◆ **WHAT IS NEEDED**:
Your task is to copy the material exactly.

◆ **MATERIAL TO PROCESS**:
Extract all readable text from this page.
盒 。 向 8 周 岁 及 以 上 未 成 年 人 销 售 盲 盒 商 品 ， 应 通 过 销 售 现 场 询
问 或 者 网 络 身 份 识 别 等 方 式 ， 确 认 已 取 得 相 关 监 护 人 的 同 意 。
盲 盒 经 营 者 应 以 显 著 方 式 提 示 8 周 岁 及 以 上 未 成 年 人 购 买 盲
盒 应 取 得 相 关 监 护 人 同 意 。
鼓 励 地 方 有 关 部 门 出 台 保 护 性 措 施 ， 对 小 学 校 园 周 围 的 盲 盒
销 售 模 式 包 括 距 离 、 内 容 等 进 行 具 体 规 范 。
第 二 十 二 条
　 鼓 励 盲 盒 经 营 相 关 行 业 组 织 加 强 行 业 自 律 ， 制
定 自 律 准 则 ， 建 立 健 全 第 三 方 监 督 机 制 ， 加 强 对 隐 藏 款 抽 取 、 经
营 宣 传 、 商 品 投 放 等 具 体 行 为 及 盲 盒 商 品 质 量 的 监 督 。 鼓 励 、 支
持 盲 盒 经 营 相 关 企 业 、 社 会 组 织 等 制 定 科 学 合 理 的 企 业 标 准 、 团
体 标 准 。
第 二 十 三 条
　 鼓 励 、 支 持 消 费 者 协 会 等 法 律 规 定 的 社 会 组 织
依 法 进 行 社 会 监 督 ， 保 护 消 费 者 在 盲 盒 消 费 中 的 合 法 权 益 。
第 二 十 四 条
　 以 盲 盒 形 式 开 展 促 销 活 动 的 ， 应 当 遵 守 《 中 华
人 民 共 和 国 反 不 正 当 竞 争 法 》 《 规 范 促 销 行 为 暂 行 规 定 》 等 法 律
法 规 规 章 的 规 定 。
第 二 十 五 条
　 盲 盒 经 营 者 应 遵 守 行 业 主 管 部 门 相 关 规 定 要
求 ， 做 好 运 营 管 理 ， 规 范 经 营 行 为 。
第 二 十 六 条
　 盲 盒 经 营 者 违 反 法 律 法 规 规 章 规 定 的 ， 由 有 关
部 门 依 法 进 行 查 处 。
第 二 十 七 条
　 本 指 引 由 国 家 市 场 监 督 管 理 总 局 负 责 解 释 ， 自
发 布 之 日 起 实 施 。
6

◆ **TASK RESULT**:
Extract all readable text from this page.
盒 。 向 8 周 岁 及 以 上 未 成 年 人 销 售 盲 盒 商 品 ， 应 通 过 销 售 现 场 询
问 或 者 网 络 身 份 识 别 等 方 式 ， 确 认 已 取 得 相 关 监 护 人 的 同 意 。
盲 盒 经 营 者 应 以 显 著 方 式 提 示 8 周 岁 及 以 上 未 成 年 人 购 买 盲
盒 应 取 得 相 关 监 护 人 同 意 。
鼓 励 地 方 有 关 部 门 出 台 保 护 性 措 施 ， 对 小 学 校 园 周 围 的 盲 盒
销 售 模 式 包 括 距 离 、 内 容 等 进 行 具 体 规 范 。
第 二 十 二 条
　 鼓 励 盲 盒 经 营 相 关 行 业 组 织 加 强 行 业 自 律 ， 制
定 自 律 准 则 ， 建 立 健 全 第 三 方 监 督 机 制 ， 加 强 对 隐 藏 款 抽 取 、 经
营 宣 传 、 商 品 投 放 等 具 体 行 为 及 盲 盒 商 品 质 量 的 监 督 。 鼓 励 、 支
持 盲 盒 经 营 相 关 企 业 、 社 会 组 织 等 制 定 科 学 合 理 的 企 业 标 准 、 团
体 标 准 。
第 二 十 三 条
　 鼓 励 、 支 持 消 费 者 协 会 等 法 律 规 定 的 社 会 组 织
依 法 进 行 社 会 监 督 ， 保 护 消 费 者 在 盲 盒 消 费 中 的 合 法 权 益 。
第 二 十 四 条
　 以 盲 盒 形 式 开 展 促 销 活 动 的 ， 应 当 遵 守 《 中 华
人 民 共 和 国 反 不 正 当 竞 争 法 》 《 规 范 促 销 行 为 暂 行 规 定 》 等 法 律
法 规 规 章 的 规 定 。
第 二 十 五 条
　 盲 盒 经 营 者 应 遵 守 行 业 主 管 部 门 相 关 规 定 要
求 ， 做 好 运 营 管 理 ， 规 范 经 营 行 为 。
第 二 十 六 条
　 盲 盒 经 营 者 违 反 法 律 法 规 规 章 规 定 的 ， 由 有 关
部 门 依 法 进 行 查 处 。
第 二 十 七 条
　 本 指 引 由 国 家 市 场 监 督 管 理 总 局 负 责 解 释 ， 自
发 布 之 日 起 实 施 。
6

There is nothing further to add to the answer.